[Extracted data entries]
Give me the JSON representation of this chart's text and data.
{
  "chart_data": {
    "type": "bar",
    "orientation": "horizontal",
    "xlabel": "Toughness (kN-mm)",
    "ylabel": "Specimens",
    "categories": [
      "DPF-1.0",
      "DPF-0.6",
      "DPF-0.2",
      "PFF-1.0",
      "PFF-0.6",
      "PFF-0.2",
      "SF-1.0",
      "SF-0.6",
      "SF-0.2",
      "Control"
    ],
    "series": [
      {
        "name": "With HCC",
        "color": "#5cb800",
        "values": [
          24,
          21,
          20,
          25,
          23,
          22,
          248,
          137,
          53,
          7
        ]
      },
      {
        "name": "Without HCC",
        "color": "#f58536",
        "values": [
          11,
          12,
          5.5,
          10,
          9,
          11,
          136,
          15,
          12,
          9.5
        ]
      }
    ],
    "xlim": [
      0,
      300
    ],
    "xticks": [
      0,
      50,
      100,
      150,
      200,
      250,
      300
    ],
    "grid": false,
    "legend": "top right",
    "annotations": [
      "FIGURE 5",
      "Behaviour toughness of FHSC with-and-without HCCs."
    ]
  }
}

■ WHAT TO DO
Send back each record exactly as it stands.

■ ANSWER BELOW
Give me the JSON representation of this chart's text and data.
{
  "chart_data": {
    "type": "bar",
    "orientation": "horizontal",
    "xlabel": "Toughness (kN-mm)",
    "ylabel": "Specimens",
    "categories": [
      "DPF-1.0",
      "DPF-0.6",
      "DPF-0.2",
      "PFF-1.0",
      "PFF-0.6",
      "PFF-0.2",
      "SF-1.0",
      "SF-0.6",
      "SF-0.2",
      "Control"
    ],
    "series": [
      {
        "name": "With HCC",
        "color": "#5cb800",
        "values": [
          24,
          21,
          20,
          25,
          23,
          22,
          248,
          137,
          53,
          7
        ]
      },
      {
        "name": "Without HCC",
        "color": "#f58536",
        "values": [
          11,
          12,
          5.5,
          10,
          9,
          11,
          136,
          15,
          12,
          9.5
        ]
      }
    ],
    "xlim": [
      0,
      300
    ],
    "xticks": [
      0,
      50,
      100,
      150,
      200,
      250,
      300
    ],
    "grid": false,
    "legend": "top right",
    "annotations": [
      "FIGURE 5",
      "Behaviour toughness of FHSC with-and-without HCCs."
    ]
  }
}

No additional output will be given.